Rewrite the data from the first line through the line containing "station-label: 59 <box>1014", changing "panel-title" to "panel-heading" and leaving everything else the same.
## Begin Data to use
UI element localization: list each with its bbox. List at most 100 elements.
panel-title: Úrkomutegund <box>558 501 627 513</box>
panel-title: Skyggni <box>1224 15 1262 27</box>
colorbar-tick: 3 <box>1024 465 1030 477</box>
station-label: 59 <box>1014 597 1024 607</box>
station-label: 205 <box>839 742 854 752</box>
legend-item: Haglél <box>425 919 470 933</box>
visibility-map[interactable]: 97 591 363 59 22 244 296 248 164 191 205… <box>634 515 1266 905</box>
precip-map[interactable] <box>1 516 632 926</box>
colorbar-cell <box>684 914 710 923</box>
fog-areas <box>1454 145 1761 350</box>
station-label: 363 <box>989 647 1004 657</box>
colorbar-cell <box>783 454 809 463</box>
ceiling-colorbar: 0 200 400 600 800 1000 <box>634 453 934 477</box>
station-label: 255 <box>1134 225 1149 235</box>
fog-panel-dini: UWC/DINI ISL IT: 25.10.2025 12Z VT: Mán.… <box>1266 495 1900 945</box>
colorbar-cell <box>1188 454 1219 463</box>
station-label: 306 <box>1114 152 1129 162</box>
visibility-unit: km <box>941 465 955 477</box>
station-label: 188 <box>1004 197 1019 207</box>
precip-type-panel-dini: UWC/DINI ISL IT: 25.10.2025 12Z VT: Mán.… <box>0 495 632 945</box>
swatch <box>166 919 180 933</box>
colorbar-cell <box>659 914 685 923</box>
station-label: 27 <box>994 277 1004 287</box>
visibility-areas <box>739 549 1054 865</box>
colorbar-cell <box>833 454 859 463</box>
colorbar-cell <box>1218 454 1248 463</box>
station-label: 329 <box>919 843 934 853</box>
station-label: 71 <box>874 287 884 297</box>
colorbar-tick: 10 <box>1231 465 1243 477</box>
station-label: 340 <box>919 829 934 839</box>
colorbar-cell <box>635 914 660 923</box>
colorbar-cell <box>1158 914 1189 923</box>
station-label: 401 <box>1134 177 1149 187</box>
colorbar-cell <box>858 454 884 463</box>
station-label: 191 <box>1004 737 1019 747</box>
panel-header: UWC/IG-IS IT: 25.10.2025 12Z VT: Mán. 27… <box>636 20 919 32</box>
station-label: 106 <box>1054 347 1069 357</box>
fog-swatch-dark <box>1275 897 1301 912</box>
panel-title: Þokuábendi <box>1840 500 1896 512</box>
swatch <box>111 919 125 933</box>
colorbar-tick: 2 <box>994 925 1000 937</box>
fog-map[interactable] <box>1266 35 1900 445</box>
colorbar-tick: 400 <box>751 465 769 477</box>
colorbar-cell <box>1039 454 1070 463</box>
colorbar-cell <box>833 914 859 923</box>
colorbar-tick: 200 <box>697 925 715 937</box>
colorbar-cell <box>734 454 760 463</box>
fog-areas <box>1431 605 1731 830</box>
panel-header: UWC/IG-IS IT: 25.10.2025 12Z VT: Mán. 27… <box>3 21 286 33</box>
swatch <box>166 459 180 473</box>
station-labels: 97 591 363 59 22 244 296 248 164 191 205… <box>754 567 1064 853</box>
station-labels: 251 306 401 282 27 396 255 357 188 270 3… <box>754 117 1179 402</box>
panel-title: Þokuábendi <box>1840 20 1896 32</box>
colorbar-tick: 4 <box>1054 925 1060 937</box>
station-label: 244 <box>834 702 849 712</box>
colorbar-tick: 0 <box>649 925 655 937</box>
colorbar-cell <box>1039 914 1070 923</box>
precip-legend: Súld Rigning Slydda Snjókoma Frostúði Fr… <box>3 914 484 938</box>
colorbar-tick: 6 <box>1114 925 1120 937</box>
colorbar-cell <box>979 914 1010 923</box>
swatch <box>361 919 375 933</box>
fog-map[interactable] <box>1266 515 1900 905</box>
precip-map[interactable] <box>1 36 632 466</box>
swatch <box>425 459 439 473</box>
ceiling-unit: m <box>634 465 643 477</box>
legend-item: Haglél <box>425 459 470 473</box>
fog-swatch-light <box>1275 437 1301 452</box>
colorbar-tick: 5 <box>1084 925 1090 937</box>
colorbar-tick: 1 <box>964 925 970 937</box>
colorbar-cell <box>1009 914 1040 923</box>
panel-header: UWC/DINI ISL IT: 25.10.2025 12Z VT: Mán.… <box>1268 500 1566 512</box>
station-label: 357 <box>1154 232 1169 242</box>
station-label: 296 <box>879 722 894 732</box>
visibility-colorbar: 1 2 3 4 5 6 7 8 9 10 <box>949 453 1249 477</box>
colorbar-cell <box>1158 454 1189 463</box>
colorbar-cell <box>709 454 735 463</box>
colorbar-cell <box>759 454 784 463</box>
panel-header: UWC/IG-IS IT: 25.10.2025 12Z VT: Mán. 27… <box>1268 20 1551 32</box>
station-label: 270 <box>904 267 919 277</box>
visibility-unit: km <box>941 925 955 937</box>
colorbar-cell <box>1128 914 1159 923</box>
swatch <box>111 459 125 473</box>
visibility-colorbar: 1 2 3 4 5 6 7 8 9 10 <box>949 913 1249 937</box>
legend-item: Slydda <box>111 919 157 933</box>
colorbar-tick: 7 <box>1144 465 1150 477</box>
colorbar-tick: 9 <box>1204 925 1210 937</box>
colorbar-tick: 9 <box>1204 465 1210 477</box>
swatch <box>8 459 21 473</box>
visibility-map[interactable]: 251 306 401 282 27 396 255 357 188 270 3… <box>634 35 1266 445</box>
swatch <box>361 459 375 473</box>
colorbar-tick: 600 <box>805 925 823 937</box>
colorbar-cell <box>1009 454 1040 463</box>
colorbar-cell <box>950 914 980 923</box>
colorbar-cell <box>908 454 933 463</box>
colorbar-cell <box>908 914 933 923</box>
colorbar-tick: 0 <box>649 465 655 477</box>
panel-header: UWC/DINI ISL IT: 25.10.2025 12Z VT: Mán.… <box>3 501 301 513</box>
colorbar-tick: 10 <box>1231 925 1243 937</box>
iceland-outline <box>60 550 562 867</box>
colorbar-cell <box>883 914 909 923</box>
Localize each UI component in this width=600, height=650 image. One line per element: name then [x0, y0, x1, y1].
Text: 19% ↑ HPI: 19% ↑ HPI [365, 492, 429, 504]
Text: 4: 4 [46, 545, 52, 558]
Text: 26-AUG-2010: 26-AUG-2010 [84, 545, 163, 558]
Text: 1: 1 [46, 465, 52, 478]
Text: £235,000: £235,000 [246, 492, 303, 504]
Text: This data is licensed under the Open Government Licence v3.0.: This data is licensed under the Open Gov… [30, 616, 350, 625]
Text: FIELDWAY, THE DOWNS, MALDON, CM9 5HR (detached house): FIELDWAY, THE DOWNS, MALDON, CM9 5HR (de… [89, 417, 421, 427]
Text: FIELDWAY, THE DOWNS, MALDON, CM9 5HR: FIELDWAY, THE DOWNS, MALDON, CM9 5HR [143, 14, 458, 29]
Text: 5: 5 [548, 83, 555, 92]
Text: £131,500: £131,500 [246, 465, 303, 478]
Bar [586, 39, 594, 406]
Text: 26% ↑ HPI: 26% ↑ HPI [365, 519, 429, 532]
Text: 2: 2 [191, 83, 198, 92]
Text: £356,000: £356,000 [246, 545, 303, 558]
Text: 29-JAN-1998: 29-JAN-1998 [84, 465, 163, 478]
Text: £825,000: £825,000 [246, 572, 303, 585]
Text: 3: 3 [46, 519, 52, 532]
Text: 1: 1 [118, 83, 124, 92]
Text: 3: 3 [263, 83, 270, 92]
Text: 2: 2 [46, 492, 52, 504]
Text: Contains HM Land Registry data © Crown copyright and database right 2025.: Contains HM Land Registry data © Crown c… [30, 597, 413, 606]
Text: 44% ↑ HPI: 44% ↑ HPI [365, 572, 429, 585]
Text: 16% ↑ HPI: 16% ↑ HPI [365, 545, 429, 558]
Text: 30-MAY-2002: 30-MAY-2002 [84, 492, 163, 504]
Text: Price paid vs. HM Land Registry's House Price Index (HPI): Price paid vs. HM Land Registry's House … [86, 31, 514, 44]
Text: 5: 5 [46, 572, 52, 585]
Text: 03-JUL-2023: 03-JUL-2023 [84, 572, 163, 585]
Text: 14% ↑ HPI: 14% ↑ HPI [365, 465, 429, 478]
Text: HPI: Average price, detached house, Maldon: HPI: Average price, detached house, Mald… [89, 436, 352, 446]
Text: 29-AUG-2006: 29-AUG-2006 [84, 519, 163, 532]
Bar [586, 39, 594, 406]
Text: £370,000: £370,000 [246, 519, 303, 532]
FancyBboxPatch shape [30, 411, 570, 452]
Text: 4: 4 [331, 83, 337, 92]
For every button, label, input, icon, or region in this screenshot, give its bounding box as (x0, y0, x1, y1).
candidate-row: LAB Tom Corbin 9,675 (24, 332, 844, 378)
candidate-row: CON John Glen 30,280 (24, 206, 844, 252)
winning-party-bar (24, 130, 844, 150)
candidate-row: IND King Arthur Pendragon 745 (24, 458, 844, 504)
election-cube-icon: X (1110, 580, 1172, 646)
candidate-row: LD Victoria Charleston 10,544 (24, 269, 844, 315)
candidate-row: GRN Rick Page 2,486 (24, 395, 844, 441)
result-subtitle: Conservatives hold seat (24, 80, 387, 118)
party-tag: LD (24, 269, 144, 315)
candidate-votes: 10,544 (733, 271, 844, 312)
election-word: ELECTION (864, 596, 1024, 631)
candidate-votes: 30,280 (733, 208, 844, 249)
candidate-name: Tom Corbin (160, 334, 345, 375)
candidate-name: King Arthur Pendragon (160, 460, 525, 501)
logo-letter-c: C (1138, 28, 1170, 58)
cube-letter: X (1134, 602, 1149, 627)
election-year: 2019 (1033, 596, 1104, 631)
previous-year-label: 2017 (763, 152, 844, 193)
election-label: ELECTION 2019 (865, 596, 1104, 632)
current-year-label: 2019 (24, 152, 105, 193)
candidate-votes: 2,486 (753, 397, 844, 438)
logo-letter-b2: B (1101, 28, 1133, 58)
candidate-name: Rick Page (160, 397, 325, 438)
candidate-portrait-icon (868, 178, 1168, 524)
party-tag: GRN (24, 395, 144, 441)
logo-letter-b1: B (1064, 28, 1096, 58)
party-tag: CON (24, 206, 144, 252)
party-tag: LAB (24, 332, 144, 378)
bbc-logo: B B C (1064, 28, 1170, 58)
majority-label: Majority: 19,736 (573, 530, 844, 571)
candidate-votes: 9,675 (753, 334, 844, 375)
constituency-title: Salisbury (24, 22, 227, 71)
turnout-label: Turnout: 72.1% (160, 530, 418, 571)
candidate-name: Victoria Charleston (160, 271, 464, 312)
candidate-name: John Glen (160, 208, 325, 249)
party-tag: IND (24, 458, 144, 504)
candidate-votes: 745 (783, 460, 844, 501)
## End Data to use
### Answer for this exercise
UI element localization: list each with its bbox. List at most 100 elements.
panel-heading: Úrkomutegund <box>558 501 627 513</box>
panel-heading: Skyggni <box>1224 15 1262 27</box>
colorbar-tick: 3 <box>1024 465 1030 477</box>
station-label: 59 <box>1014 597 1024 607</box>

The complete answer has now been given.